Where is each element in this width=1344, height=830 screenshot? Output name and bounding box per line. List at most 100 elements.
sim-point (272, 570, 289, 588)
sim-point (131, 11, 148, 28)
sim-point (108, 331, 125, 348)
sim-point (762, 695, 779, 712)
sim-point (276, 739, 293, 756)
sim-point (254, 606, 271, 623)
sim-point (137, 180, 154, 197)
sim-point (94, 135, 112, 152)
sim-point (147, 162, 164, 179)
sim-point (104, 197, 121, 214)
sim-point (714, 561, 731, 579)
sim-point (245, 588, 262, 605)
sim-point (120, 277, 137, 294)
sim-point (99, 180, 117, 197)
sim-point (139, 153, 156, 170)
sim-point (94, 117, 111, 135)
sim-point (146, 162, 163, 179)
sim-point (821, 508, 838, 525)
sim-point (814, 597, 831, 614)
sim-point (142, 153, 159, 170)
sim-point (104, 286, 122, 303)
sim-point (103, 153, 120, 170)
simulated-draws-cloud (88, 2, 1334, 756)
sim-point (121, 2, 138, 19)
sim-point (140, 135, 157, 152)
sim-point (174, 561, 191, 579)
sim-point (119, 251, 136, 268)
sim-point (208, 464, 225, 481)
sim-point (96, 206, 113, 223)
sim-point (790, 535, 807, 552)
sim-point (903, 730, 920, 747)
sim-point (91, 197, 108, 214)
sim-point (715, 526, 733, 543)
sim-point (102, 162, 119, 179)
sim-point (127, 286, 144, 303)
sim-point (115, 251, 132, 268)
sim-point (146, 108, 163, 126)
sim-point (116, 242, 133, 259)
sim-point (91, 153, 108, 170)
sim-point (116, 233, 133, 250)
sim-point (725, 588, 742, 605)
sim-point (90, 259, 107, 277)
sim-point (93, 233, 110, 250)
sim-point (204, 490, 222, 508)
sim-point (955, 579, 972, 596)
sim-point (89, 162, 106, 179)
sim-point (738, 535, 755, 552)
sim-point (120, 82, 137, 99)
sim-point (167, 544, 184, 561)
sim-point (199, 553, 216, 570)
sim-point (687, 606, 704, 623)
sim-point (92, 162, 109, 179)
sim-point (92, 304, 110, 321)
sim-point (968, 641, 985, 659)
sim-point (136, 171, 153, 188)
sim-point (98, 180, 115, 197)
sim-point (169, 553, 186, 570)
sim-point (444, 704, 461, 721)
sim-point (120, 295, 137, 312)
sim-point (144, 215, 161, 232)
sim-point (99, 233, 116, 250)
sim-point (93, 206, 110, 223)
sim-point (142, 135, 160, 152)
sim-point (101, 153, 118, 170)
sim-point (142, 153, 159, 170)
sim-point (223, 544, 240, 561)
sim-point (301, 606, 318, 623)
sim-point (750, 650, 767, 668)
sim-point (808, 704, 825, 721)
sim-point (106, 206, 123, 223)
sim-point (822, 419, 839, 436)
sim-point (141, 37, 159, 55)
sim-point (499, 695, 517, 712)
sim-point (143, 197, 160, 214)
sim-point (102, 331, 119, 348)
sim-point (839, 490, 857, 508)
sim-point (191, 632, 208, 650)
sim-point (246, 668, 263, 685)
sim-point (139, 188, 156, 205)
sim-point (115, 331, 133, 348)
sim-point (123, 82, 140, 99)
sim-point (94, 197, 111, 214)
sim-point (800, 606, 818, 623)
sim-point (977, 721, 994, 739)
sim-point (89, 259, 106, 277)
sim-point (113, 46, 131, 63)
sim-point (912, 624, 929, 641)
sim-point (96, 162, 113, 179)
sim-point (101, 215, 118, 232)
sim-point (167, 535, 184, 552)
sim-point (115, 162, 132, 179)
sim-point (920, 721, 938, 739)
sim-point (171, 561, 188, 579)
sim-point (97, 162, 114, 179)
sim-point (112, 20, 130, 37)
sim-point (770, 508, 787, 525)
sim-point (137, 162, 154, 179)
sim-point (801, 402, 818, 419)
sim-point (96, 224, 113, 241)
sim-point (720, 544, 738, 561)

...

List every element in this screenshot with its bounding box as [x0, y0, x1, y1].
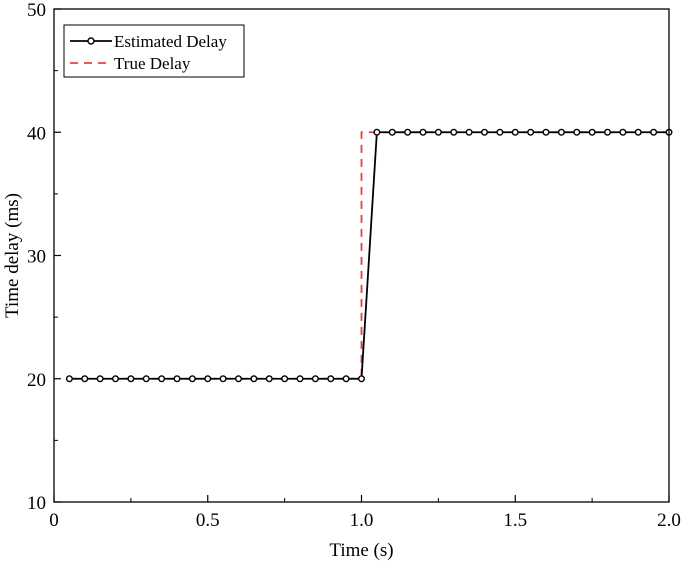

STATED PROBLEM:
Recast the part of the material that opens with the line containing "Where is each" and closes with the line containing "sim-point (245, 588, 262, 605)" as a two-column CSV with the headers request and answer. Give one row per request, with each field in quotation marks and line breaks replaced by spaces.

REPLY:
request,answer
"Where is each element in this width=1344, height=830 screenshot? Output name and bounding box per line. List at most 100 elements.","sim-point (272, 570, 289, 588) sim-point (131, 11, 148, 28) sim-point (108, 331, 125, 348) sim-point (762, 695, 779, 712) sim-point (276, 739, 293, 756) sim-point (254, 606, 271, 623) sim-point (137, 180, 154, 197) sim-point (94, 135, 112, 152) sim-point (147, 162, 164, 179) sim-point (104, 197, 121, 214) sim-point (714, 561, 731, 579) sim-point (245, 588, 262, 605)"